Materials provided:
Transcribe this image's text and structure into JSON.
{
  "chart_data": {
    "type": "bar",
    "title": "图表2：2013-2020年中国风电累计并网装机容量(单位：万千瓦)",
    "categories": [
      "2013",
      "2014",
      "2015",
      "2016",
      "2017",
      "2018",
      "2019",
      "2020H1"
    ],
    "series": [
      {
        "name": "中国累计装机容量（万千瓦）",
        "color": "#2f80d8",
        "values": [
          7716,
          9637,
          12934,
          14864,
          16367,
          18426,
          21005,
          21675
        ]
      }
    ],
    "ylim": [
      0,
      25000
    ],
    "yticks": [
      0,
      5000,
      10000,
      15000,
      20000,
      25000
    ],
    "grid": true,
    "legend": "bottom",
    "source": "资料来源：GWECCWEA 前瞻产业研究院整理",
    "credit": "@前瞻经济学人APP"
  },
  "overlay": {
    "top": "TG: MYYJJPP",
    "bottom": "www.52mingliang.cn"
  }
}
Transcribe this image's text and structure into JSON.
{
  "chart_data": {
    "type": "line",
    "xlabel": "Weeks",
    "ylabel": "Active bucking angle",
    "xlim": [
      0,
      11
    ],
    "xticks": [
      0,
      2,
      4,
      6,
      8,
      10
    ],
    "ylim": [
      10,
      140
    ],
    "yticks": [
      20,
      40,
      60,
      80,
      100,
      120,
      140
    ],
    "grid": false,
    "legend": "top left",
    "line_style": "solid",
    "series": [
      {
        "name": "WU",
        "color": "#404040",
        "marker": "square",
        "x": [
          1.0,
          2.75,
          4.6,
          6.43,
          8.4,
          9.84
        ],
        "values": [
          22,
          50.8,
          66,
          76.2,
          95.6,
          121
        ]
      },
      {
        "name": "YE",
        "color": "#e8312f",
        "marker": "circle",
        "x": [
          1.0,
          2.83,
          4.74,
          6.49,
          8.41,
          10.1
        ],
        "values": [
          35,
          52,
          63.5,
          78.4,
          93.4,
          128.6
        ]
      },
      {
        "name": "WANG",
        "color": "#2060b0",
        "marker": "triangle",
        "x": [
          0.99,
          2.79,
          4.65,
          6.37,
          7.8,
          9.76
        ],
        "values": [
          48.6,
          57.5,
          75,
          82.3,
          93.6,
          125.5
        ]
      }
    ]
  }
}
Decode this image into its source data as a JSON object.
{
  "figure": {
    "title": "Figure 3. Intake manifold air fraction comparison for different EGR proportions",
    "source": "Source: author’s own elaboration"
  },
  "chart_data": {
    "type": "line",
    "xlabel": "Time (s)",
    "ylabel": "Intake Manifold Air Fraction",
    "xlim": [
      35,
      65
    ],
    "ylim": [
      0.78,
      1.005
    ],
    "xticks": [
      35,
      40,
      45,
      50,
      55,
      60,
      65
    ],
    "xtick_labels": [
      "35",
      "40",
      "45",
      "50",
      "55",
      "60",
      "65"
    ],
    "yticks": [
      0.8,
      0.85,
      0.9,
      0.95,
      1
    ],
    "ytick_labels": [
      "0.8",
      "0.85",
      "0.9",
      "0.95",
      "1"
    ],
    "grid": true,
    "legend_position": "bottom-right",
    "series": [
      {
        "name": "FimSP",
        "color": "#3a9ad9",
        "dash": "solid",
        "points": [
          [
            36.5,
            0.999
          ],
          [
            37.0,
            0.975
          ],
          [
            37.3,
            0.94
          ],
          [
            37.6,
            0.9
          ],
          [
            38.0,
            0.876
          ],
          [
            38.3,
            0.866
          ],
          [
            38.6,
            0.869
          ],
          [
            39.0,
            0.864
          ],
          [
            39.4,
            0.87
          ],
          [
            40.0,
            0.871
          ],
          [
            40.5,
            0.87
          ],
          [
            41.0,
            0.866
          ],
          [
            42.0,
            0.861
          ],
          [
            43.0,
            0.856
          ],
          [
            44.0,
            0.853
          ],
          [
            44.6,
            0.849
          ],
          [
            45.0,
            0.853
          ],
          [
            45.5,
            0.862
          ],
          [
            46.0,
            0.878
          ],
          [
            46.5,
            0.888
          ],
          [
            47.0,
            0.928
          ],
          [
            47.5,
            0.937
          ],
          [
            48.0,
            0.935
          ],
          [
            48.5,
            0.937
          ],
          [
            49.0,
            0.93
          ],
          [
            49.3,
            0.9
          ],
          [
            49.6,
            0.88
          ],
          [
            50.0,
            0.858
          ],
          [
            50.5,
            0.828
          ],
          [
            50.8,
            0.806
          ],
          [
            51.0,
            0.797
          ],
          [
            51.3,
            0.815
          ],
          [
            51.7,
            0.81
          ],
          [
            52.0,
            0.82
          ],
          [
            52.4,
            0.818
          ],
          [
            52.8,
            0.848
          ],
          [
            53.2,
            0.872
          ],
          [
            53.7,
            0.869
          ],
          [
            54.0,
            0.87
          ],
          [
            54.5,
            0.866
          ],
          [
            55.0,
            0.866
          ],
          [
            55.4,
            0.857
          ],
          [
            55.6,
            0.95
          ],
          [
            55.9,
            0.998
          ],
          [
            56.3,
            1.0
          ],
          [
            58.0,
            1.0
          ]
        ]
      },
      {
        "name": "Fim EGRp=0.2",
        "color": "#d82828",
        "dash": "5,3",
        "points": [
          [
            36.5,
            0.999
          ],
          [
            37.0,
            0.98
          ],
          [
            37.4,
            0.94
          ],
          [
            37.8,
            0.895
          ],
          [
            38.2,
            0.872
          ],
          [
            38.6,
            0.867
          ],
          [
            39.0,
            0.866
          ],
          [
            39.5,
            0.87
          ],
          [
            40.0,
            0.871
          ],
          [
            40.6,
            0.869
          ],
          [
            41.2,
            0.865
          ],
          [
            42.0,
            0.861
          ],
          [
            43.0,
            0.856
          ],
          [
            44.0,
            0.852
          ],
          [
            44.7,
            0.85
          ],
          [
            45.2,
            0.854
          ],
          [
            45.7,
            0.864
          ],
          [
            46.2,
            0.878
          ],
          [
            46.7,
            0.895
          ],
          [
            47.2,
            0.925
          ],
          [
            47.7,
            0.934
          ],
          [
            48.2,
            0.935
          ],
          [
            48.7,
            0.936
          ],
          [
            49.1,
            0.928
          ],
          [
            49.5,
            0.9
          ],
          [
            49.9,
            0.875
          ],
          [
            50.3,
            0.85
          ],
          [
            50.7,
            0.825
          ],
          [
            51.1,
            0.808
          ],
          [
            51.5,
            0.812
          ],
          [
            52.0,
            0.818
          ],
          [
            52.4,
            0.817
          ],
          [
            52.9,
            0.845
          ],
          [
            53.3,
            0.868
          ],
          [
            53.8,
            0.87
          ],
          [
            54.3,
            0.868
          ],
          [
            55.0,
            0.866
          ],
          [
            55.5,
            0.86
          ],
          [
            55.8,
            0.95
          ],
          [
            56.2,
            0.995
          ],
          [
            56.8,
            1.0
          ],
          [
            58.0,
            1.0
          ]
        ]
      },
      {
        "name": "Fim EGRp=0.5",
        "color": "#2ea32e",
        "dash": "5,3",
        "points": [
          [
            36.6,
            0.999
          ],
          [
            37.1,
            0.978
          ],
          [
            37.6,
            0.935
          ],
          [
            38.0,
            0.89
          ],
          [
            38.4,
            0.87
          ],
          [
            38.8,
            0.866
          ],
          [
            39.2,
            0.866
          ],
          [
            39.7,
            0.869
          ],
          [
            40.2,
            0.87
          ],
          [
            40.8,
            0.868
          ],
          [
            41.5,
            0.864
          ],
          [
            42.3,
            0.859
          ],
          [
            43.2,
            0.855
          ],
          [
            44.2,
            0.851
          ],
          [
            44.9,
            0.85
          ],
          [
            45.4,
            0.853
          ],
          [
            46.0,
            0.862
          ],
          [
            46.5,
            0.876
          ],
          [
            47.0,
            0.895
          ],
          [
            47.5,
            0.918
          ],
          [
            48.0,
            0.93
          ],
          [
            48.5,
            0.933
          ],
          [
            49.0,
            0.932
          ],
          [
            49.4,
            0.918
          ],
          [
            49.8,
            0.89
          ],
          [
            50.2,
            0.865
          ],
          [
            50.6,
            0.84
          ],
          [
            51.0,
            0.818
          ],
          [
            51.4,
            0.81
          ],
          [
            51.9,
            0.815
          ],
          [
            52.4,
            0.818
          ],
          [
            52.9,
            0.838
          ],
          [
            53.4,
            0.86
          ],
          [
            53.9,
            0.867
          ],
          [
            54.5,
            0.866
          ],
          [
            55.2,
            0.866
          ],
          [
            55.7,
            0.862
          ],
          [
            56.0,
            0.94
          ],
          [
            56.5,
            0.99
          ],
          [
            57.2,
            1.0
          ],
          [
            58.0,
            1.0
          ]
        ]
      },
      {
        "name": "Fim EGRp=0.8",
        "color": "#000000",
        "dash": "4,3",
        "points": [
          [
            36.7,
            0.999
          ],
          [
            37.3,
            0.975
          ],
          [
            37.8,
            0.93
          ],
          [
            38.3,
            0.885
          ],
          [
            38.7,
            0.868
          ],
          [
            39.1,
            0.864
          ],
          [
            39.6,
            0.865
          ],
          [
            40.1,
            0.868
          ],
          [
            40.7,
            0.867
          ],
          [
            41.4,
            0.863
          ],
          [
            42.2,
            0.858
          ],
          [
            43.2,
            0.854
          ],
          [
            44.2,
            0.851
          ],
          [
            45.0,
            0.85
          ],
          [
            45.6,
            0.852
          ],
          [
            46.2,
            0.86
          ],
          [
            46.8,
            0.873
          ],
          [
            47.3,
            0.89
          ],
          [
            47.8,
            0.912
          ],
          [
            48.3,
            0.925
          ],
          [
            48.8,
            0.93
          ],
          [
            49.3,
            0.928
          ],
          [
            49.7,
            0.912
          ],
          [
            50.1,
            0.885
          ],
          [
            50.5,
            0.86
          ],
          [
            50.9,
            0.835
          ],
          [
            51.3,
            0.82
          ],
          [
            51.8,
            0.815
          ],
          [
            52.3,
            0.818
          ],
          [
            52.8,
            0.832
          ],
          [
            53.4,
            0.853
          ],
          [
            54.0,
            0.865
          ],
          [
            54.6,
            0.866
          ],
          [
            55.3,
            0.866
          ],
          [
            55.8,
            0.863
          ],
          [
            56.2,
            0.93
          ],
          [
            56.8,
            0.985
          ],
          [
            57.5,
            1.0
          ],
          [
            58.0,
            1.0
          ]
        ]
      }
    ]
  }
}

Task objective:
Filter the entries and copy out every line with the word "color".

Result of the exercise:
        "color": "#2f80d8",
        "color": "#404040",
        "color": "#e8312f",
        "color": "#2060b0",
        "color": "#3a9ad9",
        "color": "#d82828",
        "color": "#2ea32e",
        "color": "#000000",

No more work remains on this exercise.